**** RECORDS SHOWN ****

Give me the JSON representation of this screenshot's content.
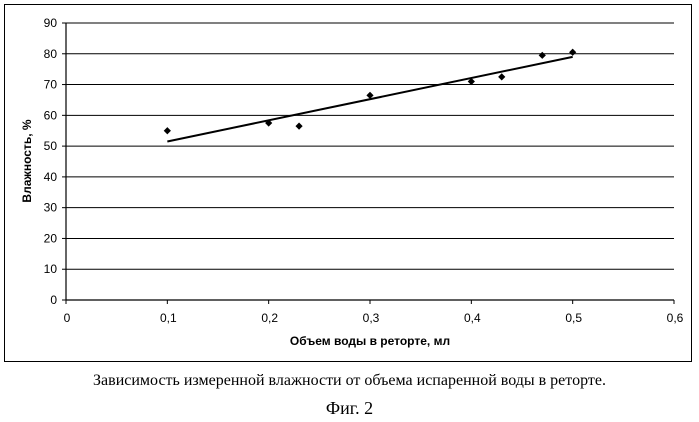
{
  "chart_data": {
    "type": "scatter",
    "xlabel": "Объем воды в реторте, мл",
    "ylabel": "Влажность, %",
    "xlim": [
      0,
      0.6
    ],
    "ylim": [
      0,
      90
    ],
    "x_ticks": [
      "0",
      "0,1",
      "0,2",
      "0,3",
      "0,4",
      "0,5",
      "0,6"
    ],
    "y_ticks": [
      "0",
      "10",
      "20",
      "30",
      "40",
      "50",
      "60",
      "70",
      "80",
      "90"
    ],
    "grid": "horizontal",
    "legend": "none",
    "series": [
      {
        "points": [
          {
            "x": 0.1,
            "y": 55
          },
          {
            "x": 0.2,
            "y": 57.5
          },
          {
            "x": 0.23,
            "y": 56.5
          },
          {
            "x": 0.3,
            "y": 66.5
          },
          {
            "x": 0.4,
            "y": 71
          },
          {
            "x": 0.43,
            "y": 72.5
          },
          {
            "x": 0.47,
            "y": 79.5
          },
          {
            "x": 0.5,
            "y": 80.5
          }
        ]
      }
    ],
    "trendline": {
      "type": "linear",
      "from": {
        "x": 0.1,
        "y": 51.5
      },
      "to": {
        "x": 0.5,
        "y": 79
      }
    }
  },
  "caption": "Зависимость измеренной влажности от объема испаренной воды в реторте.",
  "figure_label": "Фиг. 2"
}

****

> _CHALLENGE_
Check every line of the data, and copy the ones that contain "реторте".

> _RESPONSE TO THE EXERCISE_
    "xlabel": "Объем воды в реторте, мл",
  "caption": "Зависимость измеренной влажности от объема испаренной воды в реторте.",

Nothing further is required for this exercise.